> _Written request_: Find the lines holding "subtitle" and copy them.

(Stored data entries)
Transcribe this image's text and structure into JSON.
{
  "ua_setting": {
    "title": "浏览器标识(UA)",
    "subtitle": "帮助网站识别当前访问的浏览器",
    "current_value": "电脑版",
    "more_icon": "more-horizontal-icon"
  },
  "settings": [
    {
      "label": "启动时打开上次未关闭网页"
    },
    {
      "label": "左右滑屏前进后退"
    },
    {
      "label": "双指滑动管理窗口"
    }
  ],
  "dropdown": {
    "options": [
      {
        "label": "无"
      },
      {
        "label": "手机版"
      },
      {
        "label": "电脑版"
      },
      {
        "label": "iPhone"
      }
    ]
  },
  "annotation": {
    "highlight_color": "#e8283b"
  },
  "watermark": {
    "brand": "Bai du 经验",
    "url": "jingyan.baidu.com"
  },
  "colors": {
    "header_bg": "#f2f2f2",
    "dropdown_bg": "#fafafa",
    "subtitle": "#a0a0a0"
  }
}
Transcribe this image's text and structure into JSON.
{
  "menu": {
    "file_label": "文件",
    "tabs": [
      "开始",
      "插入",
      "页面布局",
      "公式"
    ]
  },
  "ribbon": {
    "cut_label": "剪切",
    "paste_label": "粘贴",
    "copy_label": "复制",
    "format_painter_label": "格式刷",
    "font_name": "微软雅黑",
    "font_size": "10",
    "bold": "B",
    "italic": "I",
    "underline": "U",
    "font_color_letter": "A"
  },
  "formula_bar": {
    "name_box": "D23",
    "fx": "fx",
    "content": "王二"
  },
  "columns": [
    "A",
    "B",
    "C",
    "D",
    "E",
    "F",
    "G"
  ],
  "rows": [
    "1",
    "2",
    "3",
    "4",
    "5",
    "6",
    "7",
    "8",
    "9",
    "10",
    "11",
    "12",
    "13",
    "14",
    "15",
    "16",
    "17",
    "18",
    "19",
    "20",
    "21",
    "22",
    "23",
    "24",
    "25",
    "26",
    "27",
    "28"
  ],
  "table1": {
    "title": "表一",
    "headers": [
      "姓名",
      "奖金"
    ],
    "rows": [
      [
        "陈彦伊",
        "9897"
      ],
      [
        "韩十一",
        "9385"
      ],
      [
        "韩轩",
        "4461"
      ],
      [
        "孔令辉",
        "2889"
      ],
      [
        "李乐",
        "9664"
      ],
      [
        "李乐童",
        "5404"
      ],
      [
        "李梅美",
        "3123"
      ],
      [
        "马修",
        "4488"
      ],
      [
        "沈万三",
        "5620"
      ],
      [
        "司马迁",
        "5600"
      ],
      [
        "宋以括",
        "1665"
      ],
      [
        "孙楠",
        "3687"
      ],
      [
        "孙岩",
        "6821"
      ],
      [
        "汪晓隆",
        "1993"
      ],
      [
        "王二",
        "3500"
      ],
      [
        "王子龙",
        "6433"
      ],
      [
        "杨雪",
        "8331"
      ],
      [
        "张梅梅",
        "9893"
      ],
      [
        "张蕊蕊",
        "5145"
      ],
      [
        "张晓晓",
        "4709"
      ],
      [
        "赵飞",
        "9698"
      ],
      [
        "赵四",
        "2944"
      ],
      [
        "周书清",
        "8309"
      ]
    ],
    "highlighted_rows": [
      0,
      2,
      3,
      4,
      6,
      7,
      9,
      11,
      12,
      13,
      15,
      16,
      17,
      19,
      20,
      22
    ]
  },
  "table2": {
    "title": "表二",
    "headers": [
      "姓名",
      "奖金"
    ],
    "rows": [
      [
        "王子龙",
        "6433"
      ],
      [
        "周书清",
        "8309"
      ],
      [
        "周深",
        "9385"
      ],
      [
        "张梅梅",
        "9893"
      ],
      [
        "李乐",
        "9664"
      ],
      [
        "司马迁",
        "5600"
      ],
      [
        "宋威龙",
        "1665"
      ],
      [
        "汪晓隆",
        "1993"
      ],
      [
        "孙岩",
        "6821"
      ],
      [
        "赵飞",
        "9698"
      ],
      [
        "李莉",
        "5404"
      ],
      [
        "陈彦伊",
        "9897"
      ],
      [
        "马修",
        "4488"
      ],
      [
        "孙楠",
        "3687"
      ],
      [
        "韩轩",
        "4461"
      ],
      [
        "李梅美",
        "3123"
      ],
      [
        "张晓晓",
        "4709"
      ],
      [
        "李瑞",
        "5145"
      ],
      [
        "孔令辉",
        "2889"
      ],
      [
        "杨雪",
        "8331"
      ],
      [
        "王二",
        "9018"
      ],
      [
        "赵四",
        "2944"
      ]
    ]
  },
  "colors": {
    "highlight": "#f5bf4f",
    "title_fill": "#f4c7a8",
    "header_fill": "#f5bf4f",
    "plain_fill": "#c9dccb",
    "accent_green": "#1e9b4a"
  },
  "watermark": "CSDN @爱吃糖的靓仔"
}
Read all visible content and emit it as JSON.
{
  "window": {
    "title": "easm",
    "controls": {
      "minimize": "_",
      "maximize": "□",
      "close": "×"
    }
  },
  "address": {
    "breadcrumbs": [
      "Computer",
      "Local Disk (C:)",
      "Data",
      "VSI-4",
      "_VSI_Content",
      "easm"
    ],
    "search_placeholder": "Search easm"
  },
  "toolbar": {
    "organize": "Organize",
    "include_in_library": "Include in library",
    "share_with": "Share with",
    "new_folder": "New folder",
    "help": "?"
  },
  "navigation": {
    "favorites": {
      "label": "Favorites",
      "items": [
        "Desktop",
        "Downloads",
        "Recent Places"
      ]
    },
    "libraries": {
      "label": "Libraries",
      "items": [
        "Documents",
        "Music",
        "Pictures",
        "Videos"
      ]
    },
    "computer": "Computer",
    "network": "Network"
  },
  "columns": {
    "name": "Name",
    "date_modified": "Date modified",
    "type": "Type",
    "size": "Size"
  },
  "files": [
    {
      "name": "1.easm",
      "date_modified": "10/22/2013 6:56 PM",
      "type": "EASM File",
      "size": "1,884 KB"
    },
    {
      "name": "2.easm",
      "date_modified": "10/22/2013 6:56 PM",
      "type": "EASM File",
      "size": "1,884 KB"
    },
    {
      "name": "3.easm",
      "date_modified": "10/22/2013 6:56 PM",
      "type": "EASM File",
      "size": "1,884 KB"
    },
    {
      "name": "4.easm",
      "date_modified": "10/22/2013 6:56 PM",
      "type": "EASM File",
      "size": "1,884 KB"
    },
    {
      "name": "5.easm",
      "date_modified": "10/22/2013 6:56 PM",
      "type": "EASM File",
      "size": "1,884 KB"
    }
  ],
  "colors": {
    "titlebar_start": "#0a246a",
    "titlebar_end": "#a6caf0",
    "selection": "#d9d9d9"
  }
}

> _Output below_:
    "subtitle": "帮助网站识别当前访问的浏览器",
    "subtitle": "#a0a0a0"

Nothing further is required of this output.